Report every line from the material that contains the word "course".

* * *

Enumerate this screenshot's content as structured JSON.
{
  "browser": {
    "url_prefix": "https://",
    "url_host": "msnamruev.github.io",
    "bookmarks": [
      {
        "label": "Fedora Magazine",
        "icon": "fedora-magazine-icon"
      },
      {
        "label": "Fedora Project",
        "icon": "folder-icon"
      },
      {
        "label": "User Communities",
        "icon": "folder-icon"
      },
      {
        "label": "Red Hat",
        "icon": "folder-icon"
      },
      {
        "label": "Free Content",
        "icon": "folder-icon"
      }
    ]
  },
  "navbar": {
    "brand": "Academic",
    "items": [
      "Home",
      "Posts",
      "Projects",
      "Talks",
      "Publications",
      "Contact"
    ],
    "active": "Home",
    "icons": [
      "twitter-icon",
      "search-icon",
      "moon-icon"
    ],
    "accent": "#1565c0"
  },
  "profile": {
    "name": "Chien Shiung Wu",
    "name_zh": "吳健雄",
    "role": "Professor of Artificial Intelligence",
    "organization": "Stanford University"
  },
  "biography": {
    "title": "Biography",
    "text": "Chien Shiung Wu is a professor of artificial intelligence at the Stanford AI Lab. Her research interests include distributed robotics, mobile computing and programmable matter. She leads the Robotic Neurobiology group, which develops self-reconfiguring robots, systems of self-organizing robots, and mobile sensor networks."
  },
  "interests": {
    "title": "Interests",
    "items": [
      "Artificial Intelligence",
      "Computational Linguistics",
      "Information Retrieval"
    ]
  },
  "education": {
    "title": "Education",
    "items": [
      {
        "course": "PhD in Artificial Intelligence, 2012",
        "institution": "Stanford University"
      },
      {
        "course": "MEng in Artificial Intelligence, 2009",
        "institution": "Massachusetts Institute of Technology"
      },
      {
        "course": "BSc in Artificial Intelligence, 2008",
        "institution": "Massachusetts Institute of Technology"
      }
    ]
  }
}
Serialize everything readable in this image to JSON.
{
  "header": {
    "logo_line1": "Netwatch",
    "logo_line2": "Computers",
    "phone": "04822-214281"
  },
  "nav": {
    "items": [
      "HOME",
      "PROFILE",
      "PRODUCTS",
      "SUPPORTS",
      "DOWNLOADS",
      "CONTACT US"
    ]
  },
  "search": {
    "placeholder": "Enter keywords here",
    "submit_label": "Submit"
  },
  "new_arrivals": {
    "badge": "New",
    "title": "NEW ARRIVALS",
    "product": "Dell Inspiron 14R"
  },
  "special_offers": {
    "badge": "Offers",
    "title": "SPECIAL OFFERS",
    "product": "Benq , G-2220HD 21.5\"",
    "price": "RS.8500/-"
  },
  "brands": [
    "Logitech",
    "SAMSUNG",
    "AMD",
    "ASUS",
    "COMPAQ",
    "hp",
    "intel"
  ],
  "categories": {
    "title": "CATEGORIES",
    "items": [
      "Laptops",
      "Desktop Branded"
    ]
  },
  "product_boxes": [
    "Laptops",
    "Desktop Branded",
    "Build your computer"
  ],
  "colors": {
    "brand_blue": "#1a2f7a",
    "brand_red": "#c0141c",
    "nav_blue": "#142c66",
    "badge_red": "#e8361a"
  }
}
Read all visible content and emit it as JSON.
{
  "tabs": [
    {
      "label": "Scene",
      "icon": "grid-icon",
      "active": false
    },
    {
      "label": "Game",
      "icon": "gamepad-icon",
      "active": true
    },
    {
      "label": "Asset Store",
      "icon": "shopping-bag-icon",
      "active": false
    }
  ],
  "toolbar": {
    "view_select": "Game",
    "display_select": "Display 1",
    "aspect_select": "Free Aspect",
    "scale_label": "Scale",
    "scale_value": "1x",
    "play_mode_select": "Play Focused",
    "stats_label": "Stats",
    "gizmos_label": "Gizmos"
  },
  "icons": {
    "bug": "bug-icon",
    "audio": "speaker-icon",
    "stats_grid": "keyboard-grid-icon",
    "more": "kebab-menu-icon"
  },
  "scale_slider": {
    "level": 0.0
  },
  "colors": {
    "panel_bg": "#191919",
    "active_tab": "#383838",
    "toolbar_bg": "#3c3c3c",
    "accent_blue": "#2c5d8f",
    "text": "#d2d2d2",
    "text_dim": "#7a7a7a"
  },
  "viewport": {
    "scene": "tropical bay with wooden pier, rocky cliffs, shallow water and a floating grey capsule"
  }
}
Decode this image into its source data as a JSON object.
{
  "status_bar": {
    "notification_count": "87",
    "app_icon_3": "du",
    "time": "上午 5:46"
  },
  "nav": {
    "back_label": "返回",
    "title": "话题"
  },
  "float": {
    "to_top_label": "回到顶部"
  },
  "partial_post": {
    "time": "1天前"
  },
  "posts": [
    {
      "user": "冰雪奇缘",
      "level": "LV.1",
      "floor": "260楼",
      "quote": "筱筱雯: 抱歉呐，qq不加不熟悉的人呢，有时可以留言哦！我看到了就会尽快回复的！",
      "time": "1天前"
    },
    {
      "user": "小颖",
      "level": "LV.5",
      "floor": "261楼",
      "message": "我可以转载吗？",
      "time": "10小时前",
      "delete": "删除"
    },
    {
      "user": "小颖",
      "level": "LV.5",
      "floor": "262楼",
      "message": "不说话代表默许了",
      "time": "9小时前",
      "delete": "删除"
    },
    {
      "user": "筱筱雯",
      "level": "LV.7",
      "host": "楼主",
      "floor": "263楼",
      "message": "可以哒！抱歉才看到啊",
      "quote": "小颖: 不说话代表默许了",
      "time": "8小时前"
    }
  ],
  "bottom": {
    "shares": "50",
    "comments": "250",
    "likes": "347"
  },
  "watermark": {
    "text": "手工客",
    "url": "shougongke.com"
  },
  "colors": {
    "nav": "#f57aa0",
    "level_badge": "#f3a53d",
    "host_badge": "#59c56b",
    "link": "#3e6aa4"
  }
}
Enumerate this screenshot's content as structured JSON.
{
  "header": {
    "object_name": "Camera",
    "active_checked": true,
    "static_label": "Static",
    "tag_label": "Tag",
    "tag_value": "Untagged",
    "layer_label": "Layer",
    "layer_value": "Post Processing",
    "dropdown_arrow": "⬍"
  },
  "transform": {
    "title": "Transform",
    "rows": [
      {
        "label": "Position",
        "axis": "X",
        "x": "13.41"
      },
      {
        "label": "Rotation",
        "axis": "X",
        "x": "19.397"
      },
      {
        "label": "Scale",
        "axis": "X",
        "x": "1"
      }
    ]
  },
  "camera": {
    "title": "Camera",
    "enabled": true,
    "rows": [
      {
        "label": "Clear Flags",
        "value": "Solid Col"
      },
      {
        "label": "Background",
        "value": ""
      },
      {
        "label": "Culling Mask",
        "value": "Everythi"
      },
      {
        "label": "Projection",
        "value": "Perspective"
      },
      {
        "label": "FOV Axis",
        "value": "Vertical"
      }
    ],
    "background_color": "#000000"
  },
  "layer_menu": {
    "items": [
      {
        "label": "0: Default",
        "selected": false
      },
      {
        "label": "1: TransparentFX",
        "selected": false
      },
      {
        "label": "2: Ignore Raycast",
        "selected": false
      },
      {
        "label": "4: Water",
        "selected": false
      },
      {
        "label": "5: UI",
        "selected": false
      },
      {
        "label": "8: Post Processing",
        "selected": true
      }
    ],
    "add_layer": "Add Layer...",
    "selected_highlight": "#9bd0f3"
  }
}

* * *

• **EXERCISE ANSWER**
        "course": "PhD in Artificial Intelligence, 2012",
        "course": "MEng in Artificial Intelligence, 2009",
        "course": "BSc in Artificial Intelligence, 2008",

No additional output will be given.